# start of Data entries
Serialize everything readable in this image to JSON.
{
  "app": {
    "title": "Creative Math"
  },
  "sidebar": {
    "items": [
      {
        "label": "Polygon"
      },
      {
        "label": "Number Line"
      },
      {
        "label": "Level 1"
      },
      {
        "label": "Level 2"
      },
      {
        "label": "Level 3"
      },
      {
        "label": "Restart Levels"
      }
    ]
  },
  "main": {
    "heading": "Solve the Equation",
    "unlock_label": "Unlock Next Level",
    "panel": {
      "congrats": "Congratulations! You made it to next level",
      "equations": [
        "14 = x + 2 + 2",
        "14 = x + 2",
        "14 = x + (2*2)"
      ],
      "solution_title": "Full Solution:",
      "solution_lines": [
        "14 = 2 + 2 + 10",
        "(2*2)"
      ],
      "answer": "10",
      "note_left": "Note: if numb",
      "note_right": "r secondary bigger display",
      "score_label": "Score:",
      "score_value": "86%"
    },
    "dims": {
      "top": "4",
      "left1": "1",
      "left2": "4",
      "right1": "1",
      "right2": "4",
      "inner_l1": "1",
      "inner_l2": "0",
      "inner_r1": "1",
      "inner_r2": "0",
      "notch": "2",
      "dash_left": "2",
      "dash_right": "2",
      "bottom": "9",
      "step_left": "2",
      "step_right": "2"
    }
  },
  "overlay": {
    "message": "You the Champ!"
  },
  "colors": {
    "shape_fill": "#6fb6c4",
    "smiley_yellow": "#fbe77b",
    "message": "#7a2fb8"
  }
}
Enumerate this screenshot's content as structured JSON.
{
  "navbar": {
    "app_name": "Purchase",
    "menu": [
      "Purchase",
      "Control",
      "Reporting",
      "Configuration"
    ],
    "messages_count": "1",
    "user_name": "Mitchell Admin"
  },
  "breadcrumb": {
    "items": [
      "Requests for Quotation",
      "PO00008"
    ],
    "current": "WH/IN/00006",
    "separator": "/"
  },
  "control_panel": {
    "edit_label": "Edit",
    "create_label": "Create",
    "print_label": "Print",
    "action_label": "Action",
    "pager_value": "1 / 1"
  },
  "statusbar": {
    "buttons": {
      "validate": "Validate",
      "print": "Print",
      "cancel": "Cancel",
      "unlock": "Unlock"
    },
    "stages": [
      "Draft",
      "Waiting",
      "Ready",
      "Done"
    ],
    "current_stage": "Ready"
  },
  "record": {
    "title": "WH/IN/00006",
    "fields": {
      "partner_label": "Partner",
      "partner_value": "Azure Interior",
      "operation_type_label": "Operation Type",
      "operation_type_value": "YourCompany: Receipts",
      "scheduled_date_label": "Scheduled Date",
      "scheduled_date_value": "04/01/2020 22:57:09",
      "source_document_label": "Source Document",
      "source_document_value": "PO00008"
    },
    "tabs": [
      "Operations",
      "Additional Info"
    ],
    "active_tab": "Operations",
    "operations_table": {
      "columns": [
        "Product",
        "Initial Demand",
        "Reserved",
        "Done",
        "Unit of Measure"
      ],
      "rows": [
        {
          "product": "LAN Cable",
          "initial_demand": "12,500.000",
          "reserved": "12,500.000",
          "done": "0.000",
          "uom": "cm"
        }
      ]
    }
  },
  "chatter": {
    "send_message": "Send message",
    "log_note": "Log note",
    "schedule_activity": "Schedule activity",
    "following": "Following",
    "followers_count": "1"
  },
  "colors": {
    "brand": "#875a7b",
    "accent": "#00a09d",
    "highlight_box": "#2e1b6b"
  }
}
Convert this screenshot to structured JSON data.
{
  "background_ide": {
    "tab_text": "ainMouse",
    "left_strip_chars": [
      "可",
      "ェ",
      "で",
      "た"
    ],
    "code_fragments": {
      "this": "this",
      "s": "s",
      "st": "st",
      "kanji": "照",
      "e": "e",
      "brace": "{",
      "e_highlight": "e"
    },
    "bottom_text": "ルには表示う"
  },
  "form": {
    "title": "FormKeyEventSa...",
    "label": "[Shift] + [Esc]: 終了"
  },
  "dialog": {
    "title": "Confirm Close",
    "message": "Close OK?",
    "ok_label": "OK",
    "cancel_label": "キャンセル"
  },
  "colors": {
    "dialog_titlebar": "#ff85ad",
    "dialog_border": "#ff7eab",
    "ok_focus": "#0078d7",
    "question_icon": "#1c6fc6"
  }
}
# end of Data entries
> **Objective**: Take the lines above and print them exactly.

> **Result for this task**:
Serialize everything readable in this image to JSON.
{
  "app": {
    "title": "Creative Math"
  },
  "sidebar": {
    "items": [
      {
        "label": "Polygon"
      },
      {
        "label": "Number Line"
      },
      {
        "label": "Level 1"
      },
      {
        "label": "Level 2"
      },
      {
        "label": "Level 3"
      },
      {
        "label": "Restart Levels"
      }
    ]
  },
  "main": {
    "heading": "Solve the Equation",
    "unlock_label": "Unlock Next Level",
    "panel": {
      "congrats": "Congratulations! You made it to next level",
      "equations": [
        "14 = x + 2 + 2",
        "14 = x + 2",
        "14 = x + (2*2)"
      ],
      "solution_title": "Full Solution:",
      "solution_lines": [
        "14 = 2 + 2 + 10",
        "(2*2)"
      ],
      "answer": "10",
      "note_left": "Note: if numb",
      "note_right": "r secondary bigger display",
      "score_label": "Score:",
      "score_value": "86%"
    },
    "dims": {
      "top": "4",
      "left1": "1",
      "left2": "4",
      "right1": "1",
      "right2": "4",
      "inner_l1": "1",
      "inner_l2": "0",
      "inner_r1": "1",
      "inner_r2": "0",
      "notch": "2",
      "dash_left": "2",
      "dash_right": "2",
      "bottom": "9",
      "step_left": "2",
      "step_right": "2"
    }
  },
  "overlay": {
    "message": "You the Champ!"
  },
  "colors": {
    "shape_fill": "#6fb6c4",
    "smiley_yellow": "#fbe77b",
    "message": "#7a2fb8"
  }
}
Enumerate this screenshot's content as structured JSON.
{
  "navbar": {
    "app_name": "Purchase",
    "menu": [
      "Purchase",
      "Control",
      "Reporting",
      "Configuration"
    ],
    "messages_count": "1",
    "user_name": "Mitchell Admin"
  },
  "breadcrumb": {
    "items": [
      "Requests for Quotation",
      "PO00008"
    ],
    "current": "WH/IN/00006",
    "separator": "/"
  },
  "control_panel": {
    "edit_label": "Edit",
    "create_label": "Create",
    "print_label": "Print",
    "action_label": "Action",
    "pager_value": "1 / 1"
  },
  "statusbar": {
    "buttons": {
      "validate": "Validate",
      "print": "Print",
      "cancel": "Cancel",
      "unlock": "Unlock"
    },
    "stages": [
      "Draft",
      "Waiting",
      "Ready",
      "Done"
    ],
    "current_stage": "Ready"
  },
  "record": {
    "title": "WH/IN/00006",
    "fields": {
      "partner_label": "Partner",
      "partner_value": "Azure Interior",
      "operation_type_label": "Operation Type",
      "operation_type_value": "YourCompany: Receipts",
      "scheduled_date_label": "Scheduled Date",
      "scheduled_date_value": "04/01/2020 22:57:09",
      "source_document_label": "Source Document",
      "source_document_value": "PO00008"
    },
    "tabs": [
      "Operations",
      "Additional Info"
    ],
    "active_tab": "Operations",
    "operations_table": {
      "columns": [
        "Product",
        "Initial Demand",
        "Reserved",
        "Done",
        "Unit of Measure"
      ],
      "rows": [
        {
          "product": "LAN Cable",
          "initial_demand": "12,500.000",
          "reserved": "12,500.000",
          "done": "0.000",
          "uom": "cm"
        }
      ]
    }
  },
  "chatter": {
    "send_message": "Send message",
    "log_note": "Log note",
    "schedule_activity": "Schedule activity",
    "following": "Following",
    "followers_count": "1"
  },
  "colors": {
    "brand": "#875a7b",
    "accent": "#00a09d",
    "highlight_box": "#2e1b6b"
  }
}
Convert this screenshot to structured JSON data.
{
  "background_ide": {
    "tab_text": "ainMouse",
    "left_strip_chars": [
      "可",
      "ェ",
      "で",
      "た"
    ],
    "code_fragments": {
      "this": "this",
      "s": "s",
      "st": "st",
      "kanji": "照",
      "e": "e",
      "brace": "{",
      "e_highlight": "e"
    },
    "bottom_text": "ルには表示う"
  },
  "form": {
    "title": "FormKeyEventSa...",
    "label": "[Shift] + [Esc]: 終了"
  },
  "dialog": {
    "title": "Confirm Close",
    "message": "Close OK?",
    "ok_label": "OK",
    "cancel_label": "キャンセル"
  },
  "colors": {
    "dialog_titlebar": "#ff85ad",
    "dialog_border": "#ff7eab",
    "ok_focus": "#0078d7",
    "question_icon": "#1c6fc6"
  }
}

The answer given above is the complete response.